STATED PROBLEM
Pictures aside, quote the whole listing exactly.

RECORDED DATA
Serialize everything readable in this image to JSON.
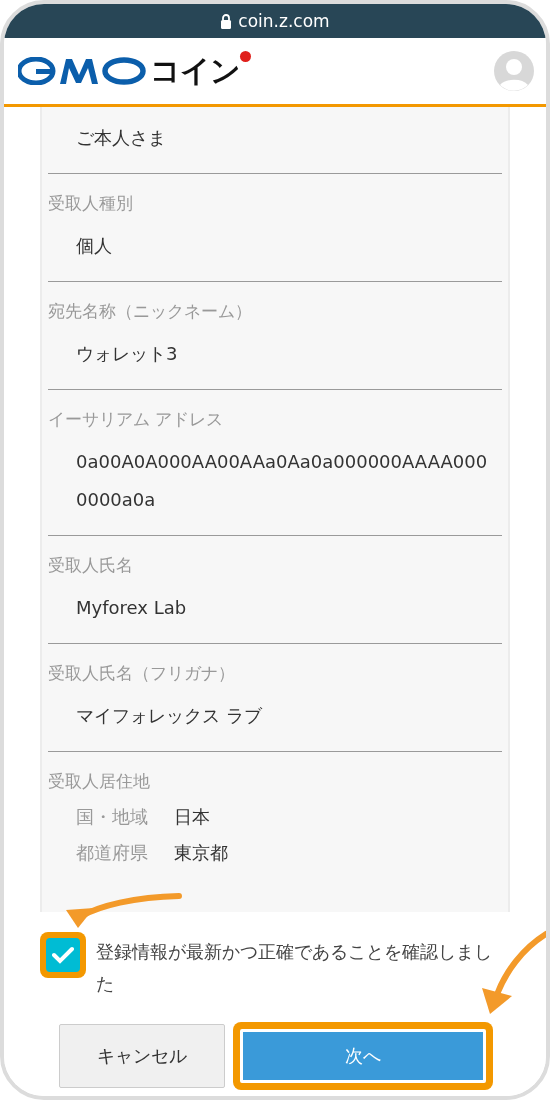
{
  "browser_bar": {
    "url": "coin.z.com"
  },
  "header": {
    "logo_text": "コイン"
  },
  "fields": [
    {
      "kind": "text",
      "value": "ご本人さま"
    },
    {
      "kind": "text",
      "label": "受取人種別",
      "value": "個人"
    },
    {
      "kind": "text",
      "label": "宛先名称（ニックネーム）",
      "value": "ウォレット3"
    },
    {
      "kind": "text",
      "label": "イーサリアム アドレス",
      "value": "0a00A0A000AA00AAa0Aa0a000000AAAA0000000a0a"
    },
    {
      "kind": "text",
      "label": "受取人氏名",
      "value": "Myforex Lab"
    },
    {
      "kind": "text",
      "label": "受取人氏名（フリガナ）",
      "value": "マイフォレックス ラブ"
    },
    {
      "kind": "pairs",
      "label": "受取人居住地",
      "pairs": [
        {
          "key": "国・地域",
          "value": "日本"
        },
        {
          "key": "都道府県",
          "value": "東京都"
        }
      ]
    }
  ],
  "confirm": {
    "label": "登録情報が最新かつ正確であることを確認しました",
    "checked": true,
    "highlighted": true
  },
  "buttons": [
    {
      "kind": "secondary",
      "label": "キャンセル",
      "highlighted": false
    },
    {
      "kind": "primary",
      "label": "次へ",
      "highlighted": true
    }
  ]
}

EXERCISE OUTPUT
Serialize everything readable in this image to JSON.
{
  "browser_bar": {
    "url": "coin.z.com"
  },
  "header": {
    "logo_text": "コイン"
  },
  "fields": [
    {
      "kind": "text",
      "value": "ご本人さま"
    },
    {
      "kind": "text",
      "label": "受取人種別",
      "value": "個人"
    },
    {
      "kind": "text",
      "label": "宛先名称（ニックネーム）",
      "value": "ウォレット3"
    },
    {
      "kind": "text",
      "label": "イーサリアム アドレス",
      "value": "0a00A0A000AA00AAa0Aa0a000000AAAA0000000a0a"
    },
    {
      "kind": "text",
      "label": "受取人氏名",
      "value": "Myforex Lab"
    },
    {
      "kind": "text",
      "label": "受取人氏名（フリガナ）",
      "value": "マイフォレックス ラブ"
    },
    {
      "kind": "pairs",
      "label": "受取人居住地",
      "pairs": [
        {
          "key": "国・地域",
          "value": "日本"
        },
        {
          "key": "都道府県",
          "value": "東京都"
        }
      ]
    }
  ],
  "confirm": {
    "label": "登録情報が最新かつ正確であることを確認しました",
    "checked": true,
    "highlighted": true
  },
  "buttons": [
    {
      "kind": "secondary",
      "label": "キャンセル",
      "highlighted": false
    },
    {
      "kind": "primary",
      "label": "次へ",
      "highlighted": true
    }
  ]
}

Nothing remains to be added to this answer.